-- Begin --

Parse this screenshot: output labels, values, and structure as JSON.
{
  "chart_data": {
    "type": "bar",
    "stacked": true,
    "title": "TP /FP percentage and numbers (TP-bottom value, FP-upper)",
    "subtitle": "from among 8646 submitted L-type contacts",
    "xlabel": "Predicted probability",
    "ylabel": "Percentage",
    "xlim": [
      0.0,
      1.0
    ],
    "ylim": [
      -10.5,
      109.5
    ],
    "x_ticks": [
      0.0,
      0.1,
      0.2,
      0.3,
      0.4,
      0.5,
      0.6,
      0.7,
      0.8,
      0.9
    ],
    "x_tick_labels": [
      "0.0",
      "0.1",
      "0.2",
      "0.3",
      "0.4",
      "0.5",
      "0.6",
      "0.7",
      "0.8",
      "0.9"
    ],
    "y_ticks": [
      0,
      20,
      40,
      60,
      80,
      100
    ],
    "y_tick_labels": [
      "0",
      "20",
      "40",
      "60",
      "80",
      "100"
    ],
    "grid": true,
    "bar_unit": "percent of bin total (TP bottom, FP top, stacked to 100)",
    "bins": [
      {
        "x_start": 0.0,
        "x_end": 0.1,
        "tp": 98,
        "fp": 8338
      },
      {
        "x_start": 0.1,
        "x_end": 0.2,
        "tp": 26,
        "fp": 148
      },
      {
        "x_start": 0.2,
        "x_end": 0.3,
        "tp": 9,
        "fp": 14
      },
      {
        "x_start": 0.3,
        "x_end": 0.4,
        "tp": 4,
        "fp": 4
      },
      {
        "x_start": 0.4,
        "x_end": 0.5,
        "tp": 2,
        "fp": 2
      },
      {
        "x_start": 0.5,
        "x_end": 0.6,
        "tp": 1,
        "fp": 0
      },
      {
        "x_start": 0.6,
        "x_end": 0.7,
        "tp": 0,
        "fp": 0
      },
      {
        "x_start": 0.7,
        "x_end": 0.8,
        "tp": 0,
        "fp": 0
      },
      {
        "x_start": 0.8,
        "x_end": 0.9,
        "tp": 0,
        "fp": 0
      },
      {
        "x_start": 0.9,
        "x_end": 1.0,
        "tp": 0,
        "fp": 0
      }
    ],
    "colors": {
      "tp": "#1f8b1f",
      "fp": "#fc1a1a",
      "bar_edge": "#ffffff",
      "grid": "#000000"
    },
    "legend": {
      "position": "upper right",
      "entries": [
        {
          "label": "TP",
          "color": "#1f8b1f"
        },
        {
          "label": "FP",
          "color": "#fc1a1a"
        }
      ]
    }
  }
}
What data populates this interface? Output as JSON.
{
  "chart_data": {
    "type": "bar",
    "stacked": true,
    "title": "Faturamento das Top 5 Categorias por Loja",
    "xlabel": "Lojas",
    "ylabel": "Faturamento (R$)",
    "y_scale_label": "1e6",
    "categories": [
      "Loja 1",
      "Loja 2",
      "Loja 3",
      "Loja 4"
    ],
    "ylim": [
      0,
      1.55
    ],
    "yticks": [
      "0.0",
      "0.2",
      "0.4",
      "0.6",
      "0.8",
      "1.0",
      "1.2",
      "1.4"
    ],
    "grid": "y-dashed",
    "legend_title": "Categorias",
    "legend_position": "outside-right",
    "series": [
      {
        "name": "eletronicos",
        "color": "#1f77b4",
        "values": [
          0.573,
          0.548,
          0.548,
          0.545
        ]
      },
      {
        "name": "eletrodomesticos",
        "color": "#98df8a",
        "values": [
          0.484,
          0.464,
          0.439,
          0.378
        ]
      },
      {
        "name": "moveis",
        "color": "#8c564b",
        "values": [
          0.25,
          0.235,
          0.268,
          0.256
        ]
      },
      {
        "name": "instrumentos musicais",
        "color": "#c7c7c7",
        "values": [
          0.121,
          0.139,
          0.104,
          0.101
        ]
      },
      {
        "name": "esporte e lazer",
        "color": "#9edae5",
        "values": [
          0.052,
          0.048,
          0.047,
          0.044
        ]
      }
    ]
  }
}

-- End --

--- Instructions to follow ---
Copy all data exactly, start to finish.

--- Reply ---
Parse this screenshot: output labels, values, and structure as JSON.
{
  "chart_data": {
    "type": "bar",
    "stacked": true,
    "title": "TP /FP percentage and numbers (TP-bottom value, FP-upper)",
    "subtitle": "from among 8646 submitted L-type contacts",
    "xlabel": "Predicted probability",
    "ylabel": "Percentage",
    "xlim": [
      0.0,
      1.0
    ],
    "ylim": [
      -10.5,
      109.5
    ],
    "x_ticks": [
      0.0,
      0.1,
      0.2,
      0.3,
      0.4,
      0.5,
      0.6,
      0.7,
      0.8,
      0.9
    ],
    "x_tick_labels": [
      "0.0",
      "0.1",
      "0.2",
      "0.3",
      "0.4",
      "0.5",
      "0.6",
      "0.7",
      "0.8",
      "0.9"
    ],
    "y_ticks": [
      0,
      20,
      40,
      60,
      80,
      100
    ],
    "y_tick_labels": [
      "0",
      "20",
      "40",
      "60",
      "80",
      "100"
    ],
    "grid": true,
    "bar_unit": "percent of bin total (TP bottom, FP top, stacked to 100)",
    "bins": [
      {
        "x_start": 0.0,
        "x_end": 0.1,
        "tp": 98,
        "fp": 8338
      },
      {
        "x_start": 0.1,
        "x_end": 0.2,
        "tp": 26,
        "fp": 148
      },
      {
        "x_start": 0.2,
        "x_end": 0.3,
        "tp": 9,
        "fp": 14
      },
      {
        "x_start": 0.3,
        "x_end": 0.4,
        "tp": 4,
        "fp": 4
      },
      {
        "x_start": 0.4,
        "x_end": 0.5,
        "tp": 2,
        "fp": 2
      },
      {
        "x_start": 0.5,
        "x_end": 0.6,
        "tp": 1,
        "fp": 0
      },
      {
        "x_start": 0.6,
        "x_end": 0.7,
        "tp": 0,
        "fp": 0
      },
      {
        "x_start": 0.7,
        "x_end": 0.8,
        "tp": 0,
        "fp": 0
      },
      {
        "x_start": 0.8,
        "x_end": 0.9,
        "tp": 0,
        "fp": 0
      },
      {
        "x_start": 0.9,
        "x_end": 1.0,
        "tp": 0,
        "fp": 0
      }
    ],
    "colors": {
      "tp": "#1f8b1f",
      "fp": "#fc1a1a",
      "bar_edge": "#ffffff",
      "grid": "#000000"
    },
    "legend": {
      "position": "upper right",
      "entries": [
        {
          "label": "TP",
          "color": "#1f8b1f"
        },
        {
          "label": "FP",
          "color": "#fc1a1a"
        }
      ]
    }
  }
}
What data populates this interface? Output as JSON.
{
  "chart_data": {
    "type": "bar",
    "stacked": true,
    "title": "Faturamento das Top 5 Categorias por Loja",
    "xlabel": "Lojas",
    "ylabel": "Faturamento (R$)",
    "y_scale_label": "1e6",
    "categories": [
      "Loja 1",
      "Loja 2",
      "Loja 3",
      "Loja 4"
    ],
    "ylim": [
      0,
      1.55
    ],
    "yticks": [
      "0.0",
      "0.2",
      "0.4",
      "0.6",
      "0.8",
      "1.0",
      "1.2",
      "1.4"
    ],
    "grid": "y-dashed",
    "legend_title": "Categorias",
    "legend_position": "outside-right",
    "series": [
      {
        "name": "eletronicos",
        "color": "#1f77b4",
        "values": [
          0.573,
          0.548,
          0.548,
          0.545
        ]
      },
      {
        "name": "eletrodomesticos",
        "color": "#98df8a",
        "values": [
          0.484,
          0.464,
          0.439,
          0.378
        ]
      },
      {
        "name": "moveis",
        "color": "#8c564b",
        "values": [
          0.25,
          0.235,
          0.268,
          0.256
        ]
      },
      {
        "name": "instrumentos musicais",
        "color": "#c7c7c7",
        "values": [
          0.121,
          0.139,
          0.104,
          0.101
        ]
      },
      {
        "name": "esporte e lazer",
        "color": "#9edae5",
        "values": [
          0.052,
          0.048,
          0.047,
          0.044
        ]
      }
    ]
  }
}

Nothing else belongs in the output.